[Dataset excerpt]

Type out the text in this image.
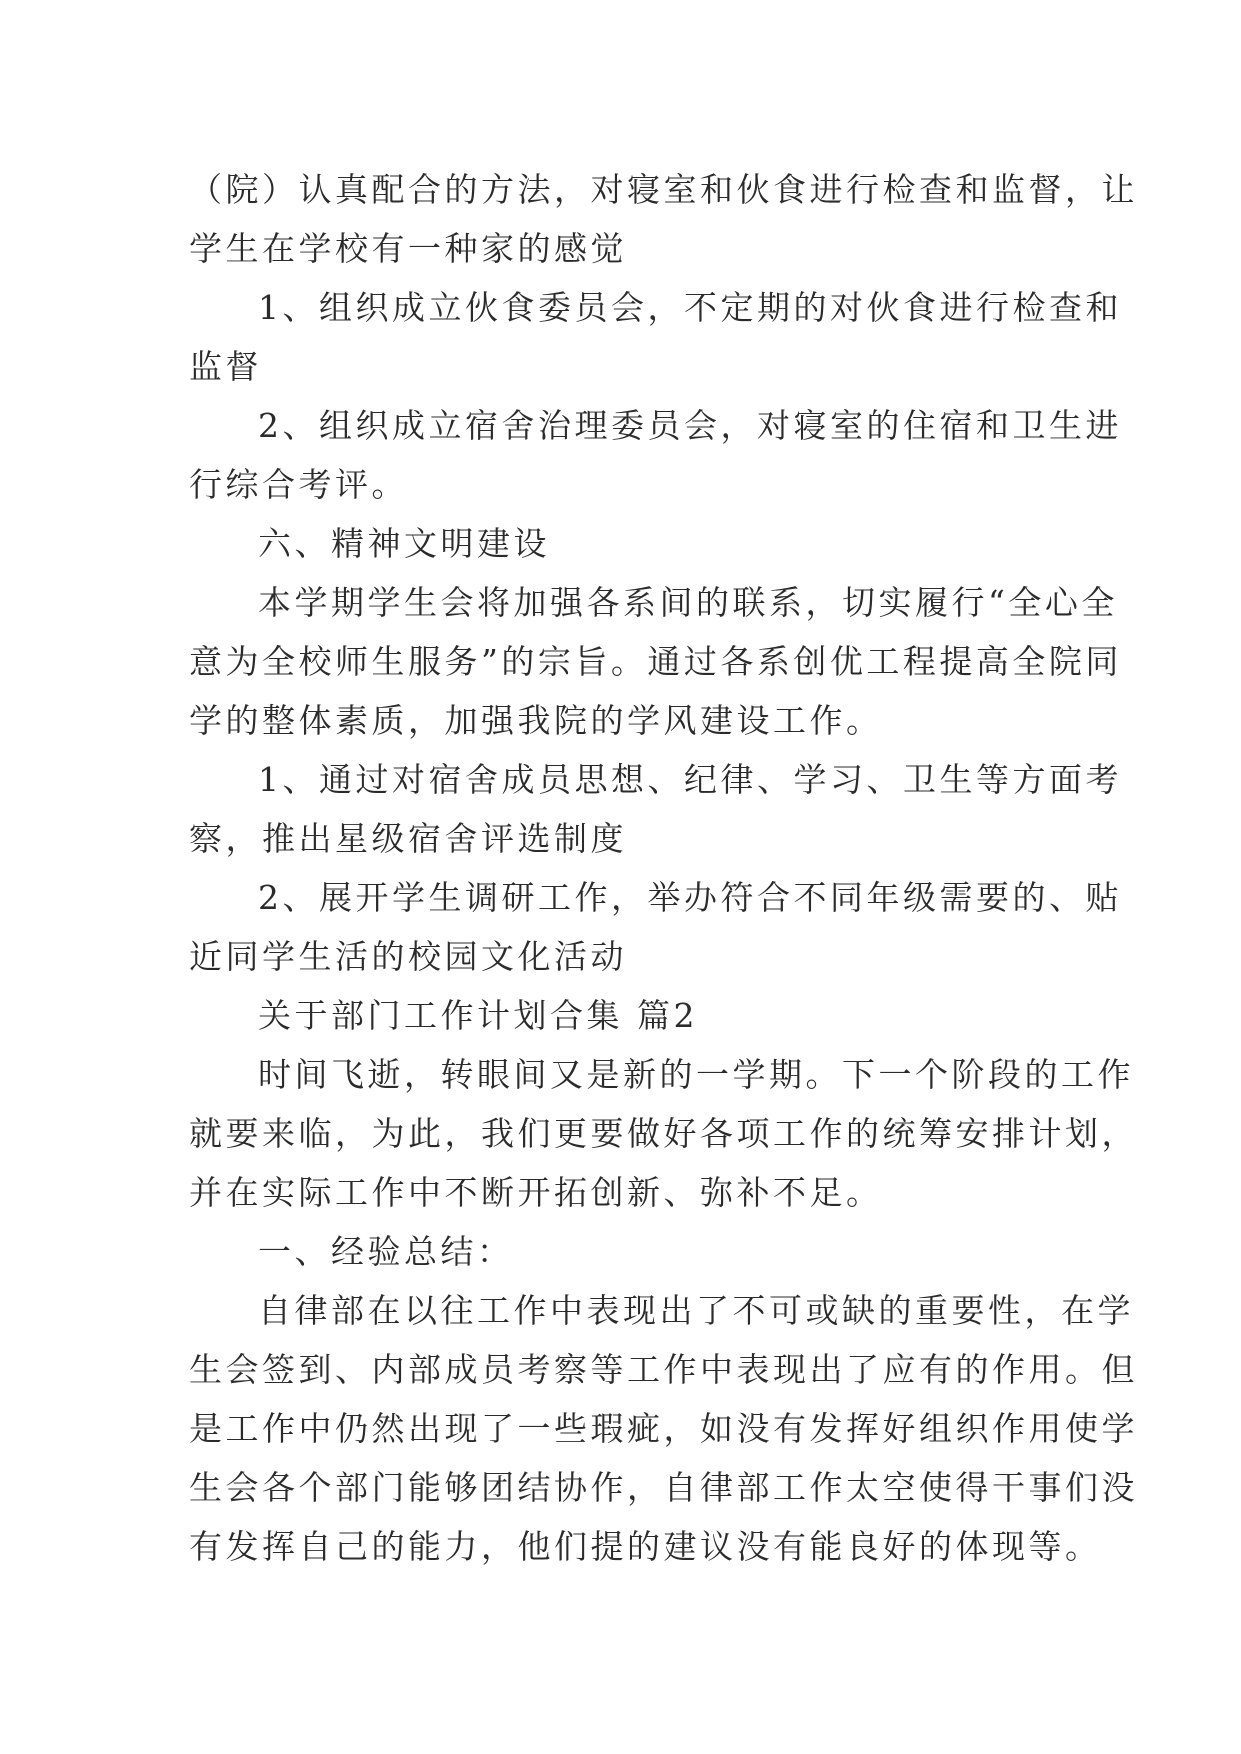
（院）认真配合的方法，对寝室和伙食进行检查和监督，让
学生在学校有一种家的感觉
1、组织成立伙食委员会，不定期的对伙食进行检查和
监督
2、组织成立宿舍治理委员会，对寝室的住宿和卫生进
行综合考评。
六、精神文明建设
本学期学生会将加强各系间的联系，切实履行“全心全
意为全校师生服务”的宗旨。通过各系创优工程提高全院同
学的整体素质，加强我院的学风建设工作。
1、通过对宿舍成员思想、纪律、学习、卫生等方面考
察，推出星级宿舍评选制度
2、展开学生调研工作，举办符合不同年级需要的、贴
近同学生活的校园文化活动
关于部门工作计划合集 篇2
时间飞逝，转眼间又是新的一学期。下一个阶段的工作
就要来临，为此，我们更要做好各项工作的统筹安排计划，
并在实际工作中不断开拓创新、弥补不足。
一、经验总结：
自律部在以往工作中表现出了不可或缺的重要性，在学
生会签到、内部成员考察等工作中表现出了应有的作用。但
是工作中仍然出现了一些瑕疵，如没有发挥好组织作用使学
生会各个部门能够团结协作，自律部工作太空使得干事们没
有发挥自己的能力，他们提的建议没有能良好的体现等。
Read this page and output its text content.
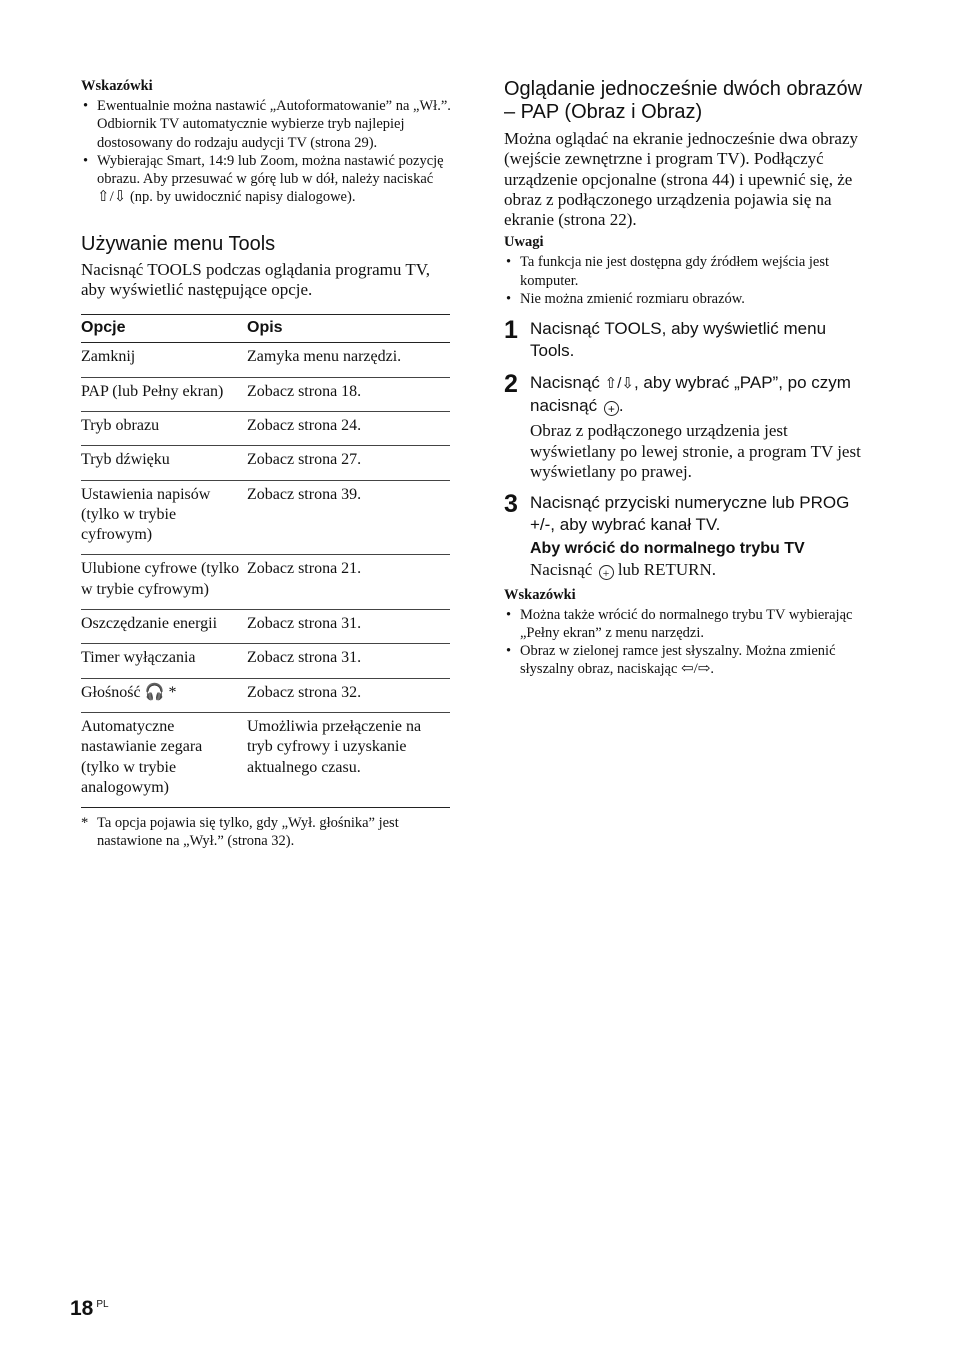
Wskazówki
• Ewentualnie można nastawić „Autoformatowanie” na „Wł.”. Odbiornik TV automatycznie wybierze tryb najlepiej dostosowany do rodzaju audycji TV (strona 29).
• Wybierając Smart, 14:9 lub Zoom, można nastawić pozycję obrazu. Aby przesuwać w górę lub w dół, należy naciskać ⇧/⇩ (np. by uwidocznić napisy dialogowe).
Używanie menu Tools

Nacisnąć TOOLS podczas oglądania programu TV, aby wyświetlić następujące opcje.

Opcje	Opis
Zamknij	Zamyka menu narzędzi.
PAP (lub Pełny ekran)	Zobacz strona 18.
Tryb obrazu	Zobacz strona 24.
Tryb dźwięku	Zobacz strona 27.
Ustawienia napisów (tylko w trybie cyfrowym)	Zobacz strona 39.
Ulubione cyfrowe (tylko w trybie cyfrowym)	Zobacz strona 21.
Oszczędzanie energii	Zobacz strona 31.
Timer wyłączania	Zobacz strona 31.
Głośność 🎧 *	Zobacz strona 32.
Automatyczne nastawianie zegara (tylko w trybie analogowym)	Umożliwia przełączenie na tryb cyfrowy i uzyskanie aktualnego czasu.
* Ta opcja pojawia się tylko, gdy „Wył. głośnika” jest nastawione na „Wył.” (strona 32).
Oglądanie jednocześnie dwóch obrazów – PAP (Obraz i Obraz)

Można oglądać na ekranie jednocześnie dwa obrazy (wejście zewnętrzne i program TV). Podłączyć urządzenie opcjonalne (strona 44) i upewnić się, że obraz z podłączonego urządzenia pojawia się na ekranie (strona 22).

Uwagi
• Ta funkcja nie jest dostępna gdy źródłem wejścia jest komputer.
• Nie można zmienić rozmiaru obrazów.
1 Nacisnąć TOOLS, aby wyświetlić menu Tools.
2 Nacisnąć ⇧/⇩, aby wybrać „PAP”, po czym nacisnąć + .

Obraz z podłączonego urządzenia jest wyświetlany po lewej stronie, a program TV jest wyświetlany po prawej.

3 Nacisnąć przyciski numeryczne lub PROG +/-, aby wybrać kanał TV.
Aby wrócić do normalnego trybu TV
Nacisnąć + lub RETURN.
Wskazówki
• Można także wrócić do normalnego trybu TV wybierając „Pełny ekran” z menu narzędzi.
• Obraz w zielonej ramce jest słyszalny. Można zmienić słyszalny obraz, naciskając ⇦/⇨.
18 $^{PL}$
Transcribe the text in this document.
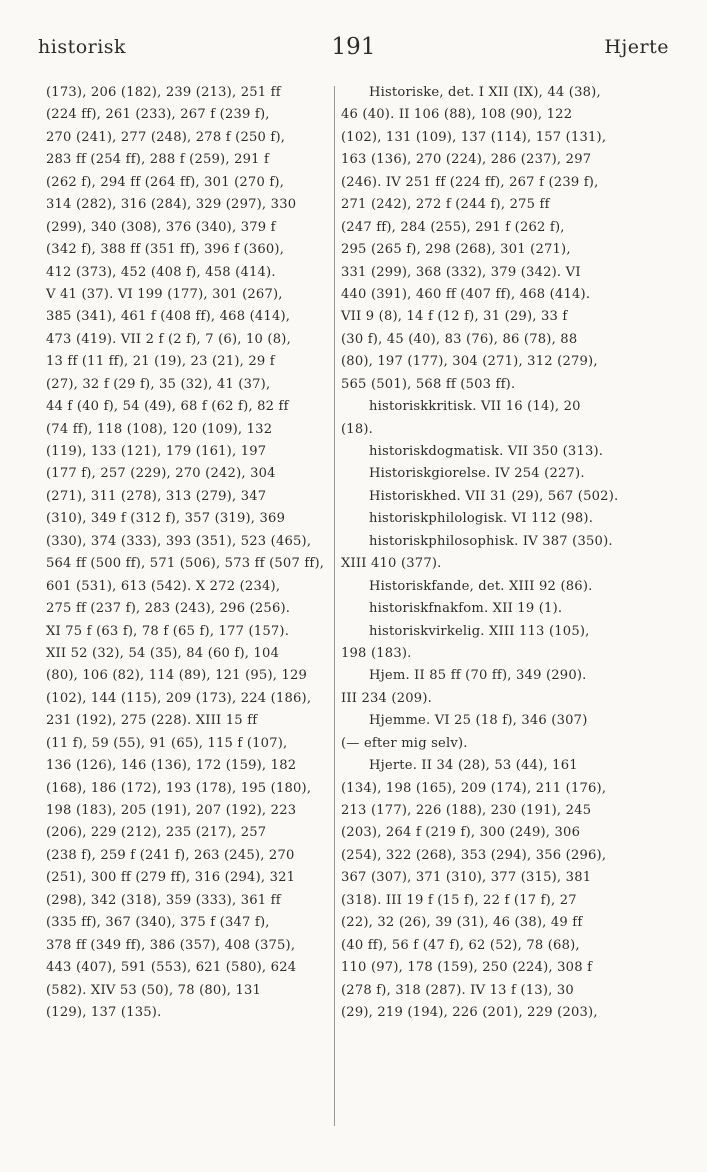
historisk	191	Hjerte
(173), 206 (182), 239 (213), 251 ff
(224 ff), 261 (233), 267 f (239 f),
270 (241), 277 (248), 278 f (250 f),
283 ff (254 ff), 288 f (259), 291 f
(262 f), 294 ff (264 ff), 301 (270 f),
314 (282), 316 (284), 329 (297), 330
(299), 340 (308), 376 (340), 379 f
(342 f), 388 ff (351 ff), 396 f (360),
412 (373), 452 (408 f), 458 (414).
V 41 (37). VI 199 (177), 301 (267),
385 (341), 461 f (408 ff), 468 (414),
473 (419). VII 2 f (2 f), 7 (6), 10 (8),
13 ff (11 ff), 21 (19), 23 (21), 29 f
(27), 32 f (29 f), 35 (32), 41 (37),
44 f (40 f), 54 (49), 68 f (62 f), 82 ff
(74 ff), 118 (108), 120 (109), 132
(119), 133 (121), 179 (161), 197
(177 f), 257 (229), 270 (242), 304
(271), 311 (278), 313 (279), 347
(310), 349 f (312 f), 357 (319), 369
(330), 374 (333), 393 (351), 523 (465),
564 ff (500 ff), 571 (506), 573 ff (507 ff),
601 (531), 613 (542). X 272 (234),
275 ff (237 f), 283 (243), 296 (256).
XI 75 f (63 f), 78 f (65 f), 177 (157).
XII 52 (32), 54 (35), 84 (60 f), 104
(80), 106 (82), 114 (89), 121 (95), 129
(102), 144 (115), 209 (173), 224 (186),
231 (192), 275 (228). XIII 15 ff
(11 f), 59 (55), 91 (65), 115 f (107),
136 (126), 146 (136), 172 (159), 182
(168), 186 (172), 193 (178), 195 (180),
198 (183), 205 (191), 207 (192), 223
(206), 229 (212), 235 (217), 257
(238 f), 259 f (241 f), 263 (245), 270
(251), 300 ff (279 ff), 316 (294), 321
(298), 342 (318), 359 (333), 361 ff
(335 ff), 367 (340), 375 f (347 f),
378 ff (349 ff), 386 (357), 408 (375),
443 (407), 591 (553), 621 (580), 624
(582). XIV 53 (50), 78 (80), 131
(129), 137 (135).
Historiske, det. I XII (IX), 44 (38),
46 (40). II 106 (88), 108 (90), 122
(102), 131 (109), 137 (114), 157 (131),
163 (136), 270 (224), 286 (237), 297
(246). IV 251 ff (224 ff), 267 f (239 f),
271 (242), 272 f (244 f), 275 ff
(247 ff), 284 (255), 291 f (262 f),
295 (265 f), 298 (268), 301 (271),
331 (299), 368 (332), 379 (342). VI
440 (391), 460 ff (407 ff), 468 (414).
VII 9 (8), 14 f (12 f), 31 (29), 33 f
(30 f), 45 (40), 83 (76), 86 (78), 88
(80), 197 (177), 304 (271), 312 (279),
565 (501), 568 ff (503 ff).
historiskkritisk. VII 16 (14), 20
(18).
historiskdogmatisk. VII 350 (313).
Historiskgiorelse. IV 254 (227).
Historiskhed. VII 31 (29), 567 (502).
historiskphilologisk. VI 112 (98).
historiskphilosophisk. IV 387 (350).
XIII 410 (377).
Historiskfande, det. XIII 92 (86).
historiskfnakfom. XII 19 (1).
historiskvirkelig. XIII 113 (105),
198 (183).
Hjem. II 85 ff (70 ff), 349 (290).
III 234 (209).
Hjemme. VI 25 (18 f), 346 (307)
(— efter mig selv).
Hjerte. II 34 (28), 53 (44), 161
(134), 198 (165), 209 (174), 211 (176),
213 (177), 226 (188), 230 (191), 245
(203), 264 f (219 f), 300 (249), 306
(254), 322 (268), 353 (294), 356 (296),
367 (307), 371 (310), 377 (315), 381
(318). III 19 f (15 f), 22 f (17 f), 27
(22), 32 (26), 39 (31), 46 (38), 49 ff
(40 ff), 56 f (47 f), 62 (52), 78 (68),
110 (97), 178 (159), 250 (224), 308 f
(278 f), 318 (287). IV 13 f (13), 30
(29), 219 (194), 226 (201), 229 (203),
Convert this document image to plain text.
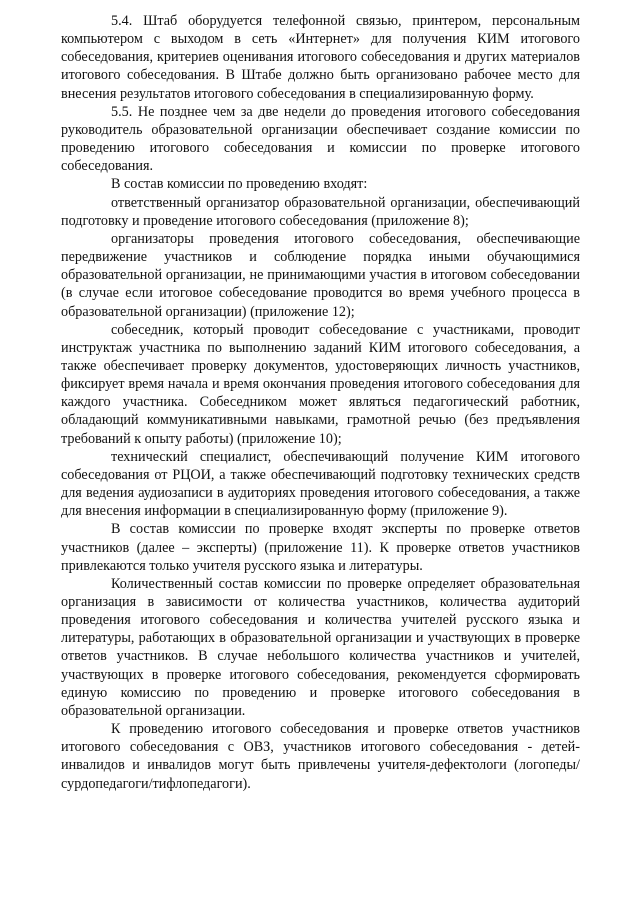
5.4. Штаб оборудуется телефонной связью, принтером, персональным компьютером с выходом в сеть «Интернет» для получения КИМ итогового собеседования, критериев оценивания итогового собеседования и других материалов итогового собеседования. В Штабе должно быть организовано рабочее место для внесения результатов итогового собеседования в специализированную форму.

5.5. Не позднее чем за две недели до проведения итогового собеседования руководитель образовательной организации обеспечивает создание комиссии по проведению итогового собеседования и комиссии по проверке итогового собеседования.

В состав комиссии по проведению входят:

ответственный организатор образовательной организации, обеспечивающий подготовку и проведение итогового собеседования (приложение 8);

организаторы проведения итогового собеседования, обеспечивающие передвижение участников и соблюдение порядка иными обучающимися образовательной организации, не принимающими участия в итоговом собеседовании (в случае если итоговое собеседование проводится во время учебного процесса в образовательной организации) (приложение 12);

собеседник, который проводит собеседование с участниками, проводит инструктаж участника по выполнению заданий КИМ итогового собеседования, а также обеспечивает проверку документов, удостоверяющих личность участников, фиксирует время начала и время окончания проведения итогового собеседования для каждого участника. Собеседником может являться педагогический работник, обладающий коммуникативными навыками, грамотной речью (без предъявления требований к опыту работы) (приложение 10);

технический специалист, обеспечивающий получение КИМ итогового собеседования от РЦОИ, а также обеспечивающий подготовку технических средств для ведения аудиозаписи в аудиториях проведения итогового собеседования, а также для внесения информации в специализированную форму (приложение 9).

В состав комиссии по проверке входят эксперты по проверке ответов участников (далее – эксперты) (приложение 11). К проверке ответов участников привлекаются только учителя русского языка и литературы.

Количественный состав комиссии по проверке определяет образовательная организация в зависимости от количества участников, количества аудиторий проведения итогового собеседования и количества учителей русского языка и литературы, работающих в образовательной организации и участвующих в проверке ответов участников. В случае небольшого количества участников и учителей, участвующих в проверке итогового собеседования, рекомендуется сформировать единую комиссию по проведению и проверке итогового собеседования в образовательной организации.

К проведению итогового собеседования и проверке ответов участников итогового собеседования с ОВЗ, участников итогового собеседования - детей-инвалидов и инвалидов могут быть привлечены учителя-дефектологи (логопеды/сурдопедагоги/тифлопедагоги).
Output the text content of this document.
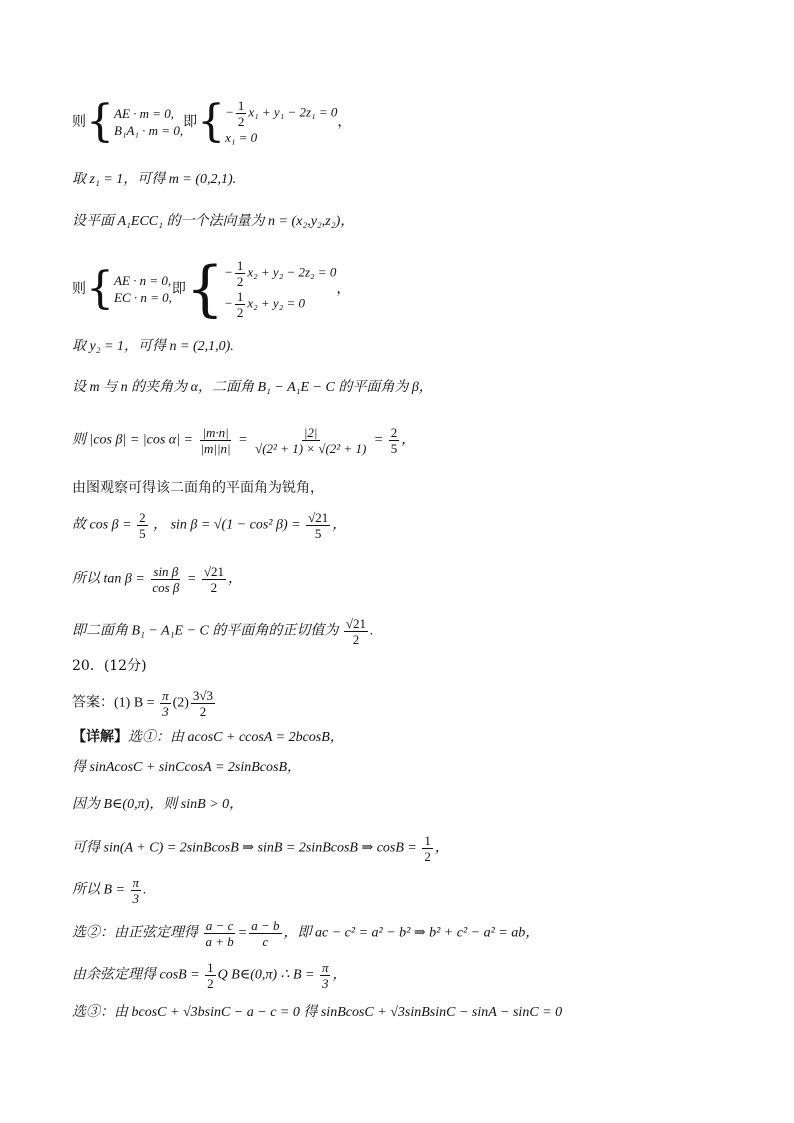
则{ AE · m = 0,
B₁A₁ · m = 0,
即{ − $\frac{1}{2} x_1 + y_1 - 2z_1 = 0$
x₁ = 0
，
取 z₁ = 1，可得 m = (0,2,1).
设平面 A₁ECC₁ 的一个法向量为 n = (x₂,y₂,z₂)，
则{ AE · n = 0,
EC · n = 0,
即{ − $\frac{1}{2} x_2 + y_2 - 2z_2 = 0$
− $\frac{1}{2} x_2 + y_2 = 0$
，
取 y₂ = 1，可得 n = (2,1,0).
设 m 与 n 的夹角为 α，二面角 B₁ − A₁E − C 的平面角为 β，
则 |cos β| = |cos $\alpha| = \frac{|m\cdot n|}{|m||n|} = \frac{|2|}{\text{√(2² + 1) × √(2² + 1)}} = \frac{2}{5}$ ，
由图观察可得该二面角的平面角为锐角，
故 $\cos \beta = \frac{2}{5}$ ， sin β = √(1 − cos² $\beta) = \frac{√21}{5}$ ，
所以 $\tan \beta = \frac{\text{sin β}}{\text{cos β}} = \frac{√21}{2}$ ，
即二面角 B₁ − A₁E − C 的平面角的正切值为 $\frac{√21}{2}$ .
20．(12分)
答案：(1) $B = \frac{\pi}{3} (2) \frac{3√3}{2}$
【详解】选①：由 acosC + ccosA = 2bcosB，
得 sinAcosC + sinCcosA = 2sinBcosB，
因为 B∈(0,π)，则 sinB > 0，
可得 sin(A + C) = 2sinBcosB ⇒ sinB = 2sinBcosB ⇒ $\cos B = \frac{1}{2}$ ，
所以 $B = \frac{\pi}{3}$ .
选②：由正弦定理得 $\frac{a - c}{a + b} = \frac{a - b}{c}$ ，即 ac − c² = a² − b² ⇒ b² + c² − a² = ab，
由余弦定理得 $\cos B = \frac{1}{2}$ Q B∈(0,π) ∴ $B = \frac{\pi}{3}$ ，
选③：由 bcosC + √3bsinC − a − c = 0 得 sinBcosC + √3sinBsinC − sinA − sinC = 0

Written exercise:
Print the lines from the one holding "Output the text content of this document." through the last line of the records, word for word, and omit the pictures.

Result for this exercise:
Output the text content of this document.
则{ AE · m = 0,
B₁A₁ · m = 0,
即{ − $\frac{1}{2} x_1 + y_1 - 2z_1 = 0$
x₁ = 0
，
取 z₁ = 1，可得 m = (0,2,1).
设平面 A₁ECC₁ 的一个法向量为 n = (x₂,y₂,z₂)，
则{ AE · n = 0,
EC · n = 0,
即{ − $\frac{1}{2} x_2 + y_2 - 2z_2 = 0$
− $\frac{1}{2} x_2 + y_2 = 0$
，
取 y₂ = 1，可得 n = (2,1,0).
设 m 与 n 的夹角为 α，二面角 B₁ − A₁E − C 的平面角为 β，
则 |cos β| = |cos $\alpha| = \frac{|m\cdot n|}{|m||n|} = \frac{|2|}{\text{√(2² + 1) × √(2² + 1)}} = \frac{2}{5}$ ，
由图观察可得该二面角的平面角为锐角，
故 $\cos \beta = \frac{2}{5}$ ， sin β = √(1 − cos² $\beta) = \frac{√21}{5}$ ，
所以 $\tan \beta = \frac{\text{sin β}}{\text{cos β}} = \frac{√21}{2}$ ，
即二面角 B₁ − A₁E − C 的平面角的正切值为 $\frac{√21}{2}$ .
20．(12分)
答案：(1) $B = \frac{\pi}{3} (2) \frac{3√3}{2}$
【详解】选①：由 acosC + ccosA = 2bcosB，
得 sinAcosC + sinCcosA = 2sinBcosB，
因为 B∈(0,π)，则 sinB > 0，
可得 sin(A + C) = 2sinBcosB ⇒ sinB = 2sinBcosB ⇒ $\cos B = \frac{1}{2}$ ，
所以 $B = \frac{\pi}{3}$ .
选②：由正弦定理得 $\frac{a - c}{a + b} = \frac{a - b}{c}$ ，即 ac − c² = a² − b² ⇒ b² + c² − a² = ab，
由余弦定理得 $\cos B = \frac{1}{2}$ Q B∈(0,π) ∴ $B = \frac{\pi}{3}$ ，
选③：由 bcosC + √3bsinC − a − c = 0 得 sinBcosC + √3sinBsinC − sinA − sinC = 0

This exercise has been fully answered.